-- Stated exercise --
Repeat the material in full. Keep every line exactly as it is.

-- Entries shown --
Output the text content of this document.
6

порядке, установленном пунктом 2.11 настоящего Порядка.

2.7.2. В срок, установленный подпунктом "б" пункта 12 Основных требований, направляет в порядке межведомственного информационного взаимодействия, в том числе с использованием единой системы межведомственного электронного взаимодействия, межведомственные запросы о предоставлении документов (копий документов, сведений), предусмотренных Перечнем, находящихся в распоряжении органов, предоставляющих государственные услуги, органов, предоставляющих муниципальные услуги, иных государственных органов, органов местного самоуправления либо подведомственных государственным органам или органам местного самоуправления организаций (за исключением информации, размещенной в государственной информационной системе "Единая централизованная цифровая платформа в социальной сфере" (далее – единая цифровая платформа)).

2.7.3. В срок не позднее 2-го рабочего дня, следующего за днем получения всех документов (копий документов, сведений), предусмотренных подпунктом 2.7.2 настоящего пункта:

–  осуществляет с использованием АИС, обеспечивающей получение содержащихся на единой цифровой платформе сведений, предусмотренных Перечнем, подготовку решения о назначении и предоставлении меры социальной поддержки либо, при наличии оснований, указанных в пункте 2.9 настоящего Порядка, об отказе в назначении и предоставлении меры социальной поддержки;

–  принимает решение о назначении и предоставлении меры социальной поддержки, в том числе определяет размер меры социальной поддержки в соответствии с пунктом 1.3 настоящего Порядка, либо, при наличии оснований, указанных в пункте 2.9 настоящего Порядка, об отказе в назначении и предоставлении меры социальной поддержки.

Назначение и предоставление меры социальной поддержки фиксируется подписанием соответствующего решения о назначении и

-- Answer --
Output the text content of this document.
6

порядке, установленном пунктом 2.11 настоящего Порядка.

2.7.2. В срок, установленный подпунктом "б" пункта 12 Основных требований, направляет в порядке межведомственного информационного взаимодействия, в том числе с использованием единой системы межведомственного электронного взаимодействия, межведомственные запросы о предоставлении документов (копий документов, сведений), предусмотренных Перечнем, находящихся в распоряжении органов, предоставляющих государственные услуги, органов, предоставляющих муниципальные услуги, иных государственных органов, органов местного самоуправления либо подведомственных государственным органам или органам местного самоуправления организаций (за исключением информации, размещенной в государственной информационной системе "Единая централизованная цифровая платформа в социальной сфере" (далее – единая цифровая платформа)).

2.7.3. В срок не позднее 2-го рабочего дня, следующего за днем получения всех документов (копий документов, сведений), предусмотренных подпунктом 2.7.2 настоящего пункта:

–  осуществляет с использованием АИС, обеспечивающей получение содержащихся на единой цифровой платформе сведений, предусмотренных Перечнем, подготовку решения о назначении и предоставлении меры социальной поддержки либо, при наличии оснований, указанных в пункте 2.9 настоящего Порядка, об отказе в назначении и предоставлении меры социальной поддержки;

–  принимает решение о назначении и предоставлении меры социальной поддержки, в том числе определяет размер меры социальной поддержки в соответствии с пунктом 1.3 настоящего Порядка, либо, при наличии оснований, указанных в пункте 2.9 настоящего Порядка, об отказе в назначении и предоставлении меры социальной поддержки.

Назначение и предоставление меры социальной поддержки фиксируется подписанием соответствующего решения о назначении и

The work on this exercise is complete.